What the task asks.
Gather up the lines that contain "uniform".

··· Records to process ···

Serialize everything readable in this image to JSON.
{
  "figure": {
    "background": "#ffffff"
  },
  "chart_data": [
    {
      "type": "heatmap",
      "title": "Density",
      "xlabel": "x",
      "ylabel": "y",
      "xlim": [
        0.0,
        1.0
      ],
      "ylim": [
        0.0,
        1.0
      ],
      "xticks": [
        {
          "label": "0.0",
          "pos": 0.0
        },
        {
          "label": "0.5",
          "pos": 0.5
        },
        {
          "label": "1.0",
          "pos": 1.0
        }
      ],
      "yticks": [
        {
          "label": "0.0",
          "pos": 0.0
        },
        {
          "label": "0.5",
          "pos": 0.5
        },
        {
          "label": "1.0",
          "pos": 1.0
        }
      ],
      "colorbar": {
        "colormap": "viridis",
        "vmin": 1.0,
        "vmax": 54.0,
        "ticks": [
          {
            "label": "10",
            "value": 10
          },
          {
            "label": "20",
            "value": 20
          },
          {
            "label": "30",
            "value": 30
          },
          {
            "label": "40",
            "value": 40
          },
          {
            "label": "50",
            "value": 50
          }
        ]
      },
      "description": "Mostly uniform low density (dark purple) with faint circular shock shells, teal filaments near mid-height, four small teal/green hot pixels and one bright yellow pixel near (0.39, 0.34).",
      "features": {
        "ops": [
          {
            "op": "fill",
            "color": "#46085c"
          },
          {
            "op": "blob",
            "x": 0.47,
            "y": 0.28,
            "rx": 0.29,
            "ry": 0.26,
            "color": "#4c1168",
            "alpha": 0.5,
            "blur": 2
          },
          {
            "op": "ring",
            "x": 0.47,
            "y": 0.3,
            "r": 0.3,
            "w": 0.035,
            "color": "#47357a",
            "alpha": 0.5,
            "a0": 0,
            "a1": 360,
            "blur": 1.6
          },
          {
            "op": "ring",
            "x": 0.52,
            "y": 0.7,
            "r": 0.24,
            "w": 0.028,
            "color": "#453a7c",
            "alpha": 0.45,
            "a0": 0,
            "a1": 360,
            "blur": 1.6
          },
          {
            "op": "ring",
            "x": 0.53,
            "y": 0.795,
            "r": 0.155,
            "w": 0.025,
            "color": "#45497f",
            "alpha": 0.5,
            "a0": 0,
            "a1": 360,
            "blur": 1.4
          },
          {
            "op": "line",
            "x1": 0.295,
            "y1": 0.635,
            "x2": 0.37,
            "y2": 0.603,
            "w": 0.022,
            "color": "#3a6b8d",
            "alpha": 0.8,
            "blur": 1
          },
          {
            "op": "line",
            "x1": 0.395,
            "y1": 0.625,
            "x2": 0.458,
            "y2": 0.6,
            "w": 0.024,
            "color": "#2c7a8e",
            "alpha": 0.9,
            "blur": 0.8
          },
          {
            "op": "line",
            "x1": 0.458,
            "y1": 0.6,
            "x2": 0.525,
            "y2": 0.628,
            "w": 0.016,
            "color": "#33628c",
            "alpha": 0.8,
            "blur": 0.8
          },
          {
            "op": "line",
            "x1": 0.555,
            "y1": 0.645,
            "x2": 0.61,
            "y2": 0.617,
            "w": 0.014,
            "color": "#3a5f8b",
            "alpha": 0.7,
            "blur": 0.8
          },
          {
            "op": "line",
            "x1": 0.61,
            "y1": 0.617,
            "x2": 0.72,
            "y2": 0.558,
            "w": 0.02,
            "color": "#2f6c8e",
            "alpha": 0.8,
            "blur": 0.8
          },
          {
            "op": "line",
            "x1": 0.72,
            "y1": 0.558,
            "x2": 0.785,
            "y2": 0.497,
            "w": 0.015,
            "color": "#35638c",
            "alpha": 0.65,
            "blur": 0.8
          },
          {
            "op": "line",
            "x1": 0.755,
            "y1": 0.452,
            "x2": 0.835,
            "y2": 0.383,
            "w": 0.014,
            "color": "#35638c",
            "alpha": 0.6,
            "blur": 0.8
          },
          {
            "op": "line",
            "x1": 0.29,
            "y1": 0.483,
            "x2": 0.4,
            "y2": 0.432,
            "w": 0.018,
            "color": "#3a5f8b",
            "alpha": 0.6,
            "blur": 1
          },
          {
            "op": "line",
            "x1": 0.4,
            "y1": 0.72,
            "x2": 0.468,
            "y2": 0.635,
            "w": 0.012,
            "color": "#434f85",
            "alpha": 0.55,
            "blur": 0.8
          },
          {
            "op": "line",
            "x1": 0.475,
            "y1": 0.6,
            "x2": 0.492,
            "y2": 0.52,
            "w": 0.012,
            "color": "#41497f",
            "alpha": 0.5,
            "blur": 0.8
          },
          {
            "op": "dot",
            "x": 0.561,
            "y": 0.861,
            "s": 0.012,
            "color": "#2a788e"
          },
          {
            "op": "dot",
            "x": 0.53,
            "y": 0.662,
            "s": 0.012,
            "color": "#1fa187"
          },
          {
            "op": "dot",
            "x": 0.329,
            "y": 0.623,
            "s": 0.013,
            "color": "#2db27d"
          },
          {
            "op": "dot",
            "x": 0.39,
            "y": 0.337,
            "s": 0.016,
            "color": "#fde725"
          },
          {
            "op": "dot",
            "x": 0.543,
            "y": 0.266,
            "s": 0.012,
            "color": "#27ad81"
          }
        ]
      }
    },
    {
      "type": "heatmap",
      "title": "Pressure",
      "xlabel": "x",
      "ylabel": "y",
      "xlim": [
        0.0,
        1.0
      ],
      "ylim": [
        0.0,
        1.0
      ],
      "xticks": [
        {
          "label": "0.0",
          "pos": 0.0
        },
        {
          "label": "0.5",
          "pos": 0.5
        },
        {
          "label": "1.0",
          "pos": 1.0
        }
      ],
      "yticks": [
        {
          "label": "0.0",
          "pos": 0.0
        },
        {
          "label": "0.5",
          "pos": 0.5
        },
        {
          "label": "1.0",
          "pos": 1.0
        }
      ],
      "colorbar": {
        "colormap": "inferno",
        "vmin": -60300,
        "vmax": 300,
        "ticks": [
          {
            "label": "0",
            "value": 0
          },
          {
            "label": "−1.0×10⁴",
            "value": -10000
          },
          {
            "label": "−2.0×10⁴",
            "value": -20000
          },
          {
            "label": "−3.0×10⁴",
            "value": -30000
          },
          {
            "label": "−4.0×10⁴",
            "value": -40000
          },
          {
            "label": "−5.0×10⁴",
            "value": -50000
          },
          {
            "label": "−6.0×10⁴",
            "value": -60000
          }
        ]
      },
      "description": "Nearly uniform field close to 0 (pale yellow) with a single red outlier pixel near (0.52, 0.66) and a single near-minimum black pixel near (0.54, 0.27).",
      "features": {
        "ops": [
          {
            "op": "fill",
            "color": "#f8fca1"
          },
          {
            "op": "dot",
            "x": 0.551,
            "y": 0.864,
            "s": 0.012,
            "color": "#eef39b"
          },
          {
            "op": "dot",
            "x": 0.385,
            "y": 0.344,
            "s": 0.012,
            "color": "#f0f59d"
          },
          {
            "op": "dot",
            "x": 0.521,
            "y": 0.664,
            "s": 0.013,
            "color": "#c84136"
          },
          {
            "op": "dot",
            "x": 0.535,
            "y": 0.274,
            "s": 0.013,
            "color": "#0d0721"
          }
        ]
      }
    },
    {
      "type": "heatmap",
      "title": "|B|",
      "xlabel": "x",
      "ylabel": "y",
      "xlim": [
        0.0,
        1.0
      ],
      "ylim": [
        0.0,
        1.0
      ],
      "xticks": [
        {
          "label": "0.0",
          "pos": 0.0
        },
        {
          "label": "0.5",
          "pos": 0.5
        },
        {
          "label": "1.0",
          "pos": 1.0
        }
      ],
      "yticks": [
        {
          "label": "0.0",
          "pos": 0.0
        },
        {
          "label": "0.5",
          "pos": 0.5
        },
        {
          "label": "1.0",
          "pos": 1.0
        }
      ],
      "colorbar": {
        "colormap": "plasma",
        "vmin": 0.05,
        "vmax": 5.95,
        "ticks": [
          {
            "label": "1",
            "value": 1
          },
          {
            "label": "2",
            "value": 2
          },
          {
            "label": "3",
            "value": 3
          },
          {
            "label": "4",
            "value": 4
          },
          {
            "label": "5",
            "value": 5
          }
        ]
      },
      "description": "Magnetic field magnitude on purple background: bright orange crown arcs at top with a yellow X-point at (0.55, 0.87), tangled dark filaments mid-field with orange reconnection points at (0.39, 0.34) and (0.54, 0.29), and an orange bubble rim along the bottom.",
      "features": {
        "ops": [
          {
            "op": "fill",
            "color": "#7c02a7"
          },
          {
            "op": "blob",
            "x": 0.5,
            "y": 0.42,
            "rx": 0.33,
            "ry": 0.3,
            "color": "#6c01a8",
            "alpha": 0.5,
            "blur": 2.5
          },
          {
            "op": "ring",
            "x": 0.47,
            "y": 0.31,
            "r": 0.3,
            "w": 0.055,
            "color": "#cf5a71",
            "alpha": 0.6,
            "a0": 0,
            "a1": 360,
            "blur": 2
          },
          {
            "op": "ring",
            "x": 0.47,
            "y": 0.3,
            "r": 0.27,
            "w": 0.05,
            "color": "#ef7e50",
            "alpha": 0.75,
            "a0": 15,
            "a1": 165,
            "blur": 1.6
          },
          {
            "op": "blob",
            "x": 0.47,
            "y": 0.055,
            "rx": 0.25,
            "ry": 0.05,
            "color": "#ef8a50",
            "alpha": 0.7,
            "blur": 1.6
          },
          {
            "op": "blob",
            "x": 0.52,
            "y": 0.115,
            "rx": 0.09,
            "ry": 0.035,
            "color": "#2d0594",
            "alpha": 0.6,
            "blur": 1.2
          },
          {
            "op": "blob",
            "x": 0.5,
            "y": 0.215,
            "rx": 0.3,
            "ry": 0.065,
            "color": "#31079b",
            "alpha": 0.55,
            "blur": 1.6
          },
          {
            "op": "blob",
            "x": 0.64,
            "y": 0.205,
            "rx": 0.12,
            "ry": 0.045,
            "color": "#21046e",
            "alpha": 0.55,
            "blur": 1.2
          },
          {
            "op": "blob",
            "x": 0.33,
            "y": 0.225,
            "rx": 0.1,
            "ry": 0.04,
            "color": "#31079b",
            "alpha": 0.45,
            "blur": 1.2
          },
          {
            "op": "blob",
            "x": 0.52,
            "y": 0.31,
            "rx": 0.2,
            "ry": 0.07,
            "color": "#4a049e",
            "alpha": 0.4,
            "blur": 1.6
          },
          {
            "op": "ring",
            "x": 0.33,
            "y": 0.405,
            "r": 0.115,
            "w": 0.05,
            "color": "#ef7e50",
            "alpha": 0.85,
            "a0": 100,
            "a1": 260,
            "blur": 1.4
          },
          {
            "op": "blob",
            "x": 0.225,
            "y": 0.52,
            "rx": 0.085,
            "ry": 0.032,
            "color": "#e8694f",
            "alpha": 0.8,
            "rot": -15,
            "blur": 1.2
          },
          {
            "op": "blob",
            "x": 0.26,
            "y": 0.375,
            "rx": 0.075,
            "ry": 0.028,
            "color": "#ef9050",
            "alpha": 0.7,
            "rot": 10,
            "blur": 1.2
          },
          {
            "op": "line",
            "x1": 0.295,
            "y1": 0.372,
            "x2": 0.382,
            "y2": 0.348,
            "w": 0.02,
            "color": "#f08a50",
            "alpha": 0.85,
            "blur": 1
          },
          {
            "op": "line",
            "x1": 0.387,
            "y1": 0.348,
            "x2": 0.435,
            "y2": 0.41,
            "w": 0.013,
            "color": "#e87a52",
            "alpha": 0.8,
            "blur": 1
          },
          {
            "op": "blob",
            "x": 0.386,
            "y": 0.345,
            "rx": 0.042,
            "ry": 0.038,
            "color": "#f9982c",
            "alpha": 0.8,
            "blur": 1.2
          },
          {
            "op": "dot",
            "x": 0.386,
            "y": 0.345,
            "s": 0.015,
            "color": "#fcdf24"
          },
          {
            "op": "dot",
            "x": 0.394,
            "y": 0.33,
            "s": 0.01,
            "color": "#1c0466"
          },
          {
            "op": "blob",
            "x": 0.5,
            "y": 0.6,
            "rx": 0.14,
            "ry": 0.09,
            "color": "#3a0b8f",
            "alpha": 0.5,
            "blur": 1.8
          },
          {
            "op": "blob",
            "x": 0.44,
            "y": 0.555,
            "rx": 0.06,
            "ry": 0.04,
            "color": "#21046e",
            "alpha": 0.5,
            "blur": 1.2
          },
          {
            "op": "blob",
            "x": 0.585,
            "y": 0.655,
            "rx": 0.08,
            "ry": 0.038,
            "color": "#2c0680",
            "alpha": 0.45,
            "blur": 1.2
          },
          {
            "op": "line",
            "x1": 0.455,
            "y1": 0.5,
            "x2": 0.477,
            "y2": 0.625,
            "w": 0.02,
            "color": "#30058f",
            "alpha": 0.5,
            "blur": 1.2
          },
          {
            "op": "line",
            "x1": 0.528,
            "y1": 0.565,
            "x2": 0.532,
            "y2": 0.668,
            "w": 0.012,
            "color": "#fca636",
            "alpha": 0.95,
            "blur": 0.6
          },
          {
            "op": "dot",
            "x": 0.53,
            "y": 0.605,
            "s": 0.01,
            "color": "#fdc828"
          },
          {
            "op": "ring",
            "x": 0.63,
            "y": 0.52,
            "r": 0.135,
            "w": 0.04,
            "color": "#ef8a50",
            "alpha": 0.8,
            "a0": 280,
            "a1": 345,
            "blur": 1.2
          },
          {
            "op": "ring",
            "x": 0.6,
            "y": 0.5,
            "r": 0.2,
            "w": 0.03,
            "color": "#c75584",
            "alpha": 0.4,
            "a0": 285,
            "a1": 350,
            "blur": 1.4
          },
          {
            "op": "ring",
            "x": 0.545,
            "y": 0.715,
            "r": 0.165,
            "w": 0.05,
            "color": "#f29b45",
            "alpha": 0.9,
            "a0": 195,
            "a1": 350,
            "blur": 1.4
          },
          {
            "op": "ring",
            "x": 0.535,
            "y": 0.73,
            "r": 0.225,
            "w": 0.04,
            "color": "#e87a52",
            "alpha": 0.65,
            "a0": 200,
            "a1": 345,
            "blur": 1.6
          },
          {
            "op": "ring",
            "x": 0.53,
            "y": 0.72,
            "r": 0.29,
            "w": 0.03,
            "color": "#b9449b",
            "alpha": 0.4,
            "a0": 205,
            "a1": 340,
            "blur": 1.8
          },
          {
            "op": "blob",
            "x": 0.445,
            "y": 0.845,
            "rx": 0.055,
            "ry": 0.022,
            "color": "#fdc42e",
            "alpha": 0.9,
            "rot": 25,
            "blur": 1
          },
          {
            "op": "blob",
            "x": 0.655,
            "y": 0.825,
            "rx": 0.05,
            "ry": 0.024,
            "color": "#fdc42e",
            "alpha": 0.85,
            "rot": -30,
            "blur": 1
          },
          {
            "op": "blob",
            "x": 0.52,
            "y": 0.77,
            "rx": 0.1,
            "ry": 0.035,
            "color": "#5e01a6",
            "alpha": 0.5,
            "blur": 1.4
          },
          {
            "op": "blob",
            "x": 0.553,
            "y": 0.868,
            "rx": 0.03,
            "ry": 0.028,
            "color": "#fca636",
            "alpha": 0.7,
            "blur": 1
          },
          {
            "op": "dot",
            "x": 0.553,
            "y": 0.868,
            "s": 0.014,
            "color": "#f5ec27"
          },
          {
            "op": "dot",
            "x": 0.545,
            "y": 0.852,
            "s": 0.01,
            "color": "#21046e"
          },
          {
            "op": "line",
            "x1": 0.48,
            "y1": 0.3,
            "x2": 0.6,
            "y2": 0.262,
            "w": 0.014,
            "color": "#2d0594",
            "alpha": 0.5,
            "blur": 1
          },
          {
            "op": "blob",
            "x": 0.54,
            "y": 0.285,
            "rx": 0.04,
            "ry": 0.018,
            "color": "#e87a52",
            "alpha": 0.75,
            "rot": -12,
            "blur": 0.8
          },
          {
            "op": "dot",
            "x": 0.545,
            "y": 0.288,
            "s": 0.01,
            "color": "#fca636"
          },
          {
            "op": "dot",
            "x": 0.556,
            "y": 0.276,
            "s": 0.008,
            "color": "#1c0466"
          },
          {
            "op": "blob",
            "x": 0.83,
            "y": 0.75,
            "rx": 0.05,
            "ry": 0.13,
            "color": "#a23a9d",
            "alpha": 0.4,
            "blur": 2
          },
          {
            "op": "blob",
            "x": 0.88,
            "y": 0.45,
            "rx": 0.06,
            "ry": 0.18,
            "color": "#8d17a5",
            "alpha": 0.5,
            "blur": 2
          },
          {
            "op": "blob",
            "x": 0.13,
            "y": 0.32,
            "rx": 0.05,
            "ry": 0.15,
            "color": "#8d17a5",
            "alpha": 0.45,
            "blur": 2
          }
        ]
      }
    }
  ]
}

···

Answer to this exercise.
      "description": "Mostly uniform low density (dark purple) with faint circular shock shells, teal filaments near mid-height, four small teal/green hot pixels and one bright yellow pixel near (0.39, 0.34).",
      "description": "Nearly uniform field close to 0 (pale yellow) with a single red outlier pixel near (0.52, 0.66) and a single near-minimum black pixel near (0.54, 0.27).",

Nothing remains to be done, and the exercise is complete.